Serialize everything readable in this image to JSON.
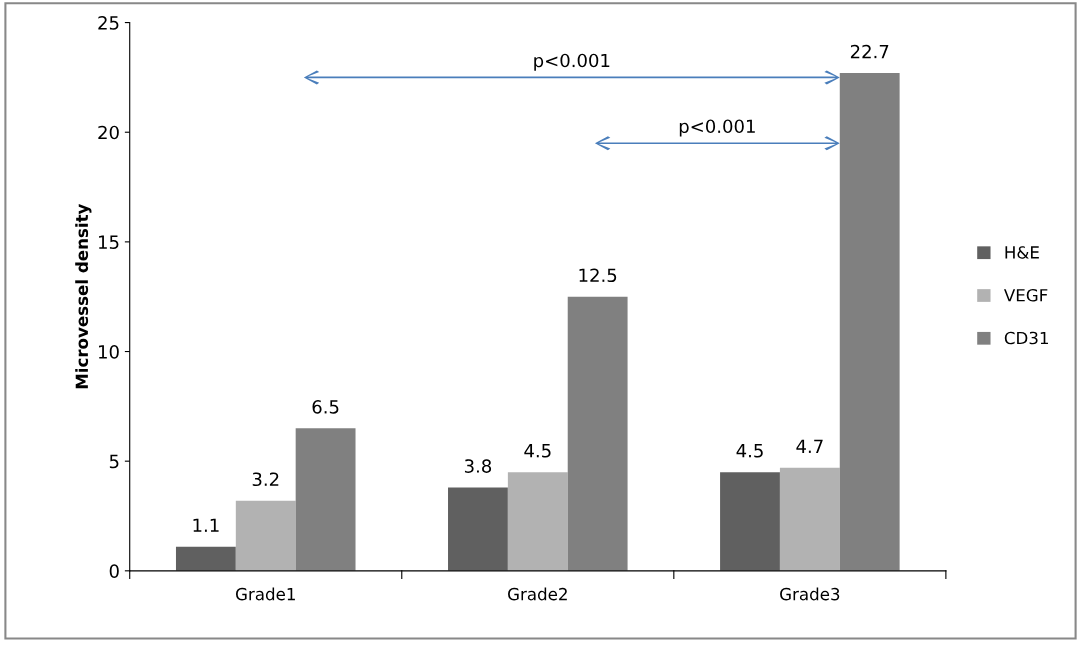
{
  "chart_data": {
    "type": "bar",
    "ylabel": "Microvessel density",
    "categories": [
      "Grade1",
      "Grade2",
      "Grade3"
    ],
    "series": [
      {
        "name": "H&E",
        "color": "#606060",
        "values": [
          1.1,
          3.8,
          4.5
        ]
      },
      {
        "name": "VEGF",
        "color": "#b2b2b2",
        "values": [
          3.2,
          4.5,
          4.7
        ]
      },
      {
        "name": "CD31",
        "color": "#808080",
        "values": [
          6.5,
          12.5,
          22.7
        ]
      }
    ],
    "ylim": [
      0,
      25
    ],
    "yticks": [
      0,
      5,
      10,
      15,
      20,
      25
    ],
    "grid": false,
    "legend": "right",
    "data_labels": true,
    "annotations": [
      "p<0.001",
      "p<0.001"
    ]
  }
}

--

Task statement -
Scan the lines for the string "color". Pick out every line that has it.

Solution for this task -
        "color": "#606060",
        "color": "#b2b2b2",
        "color": "#808080",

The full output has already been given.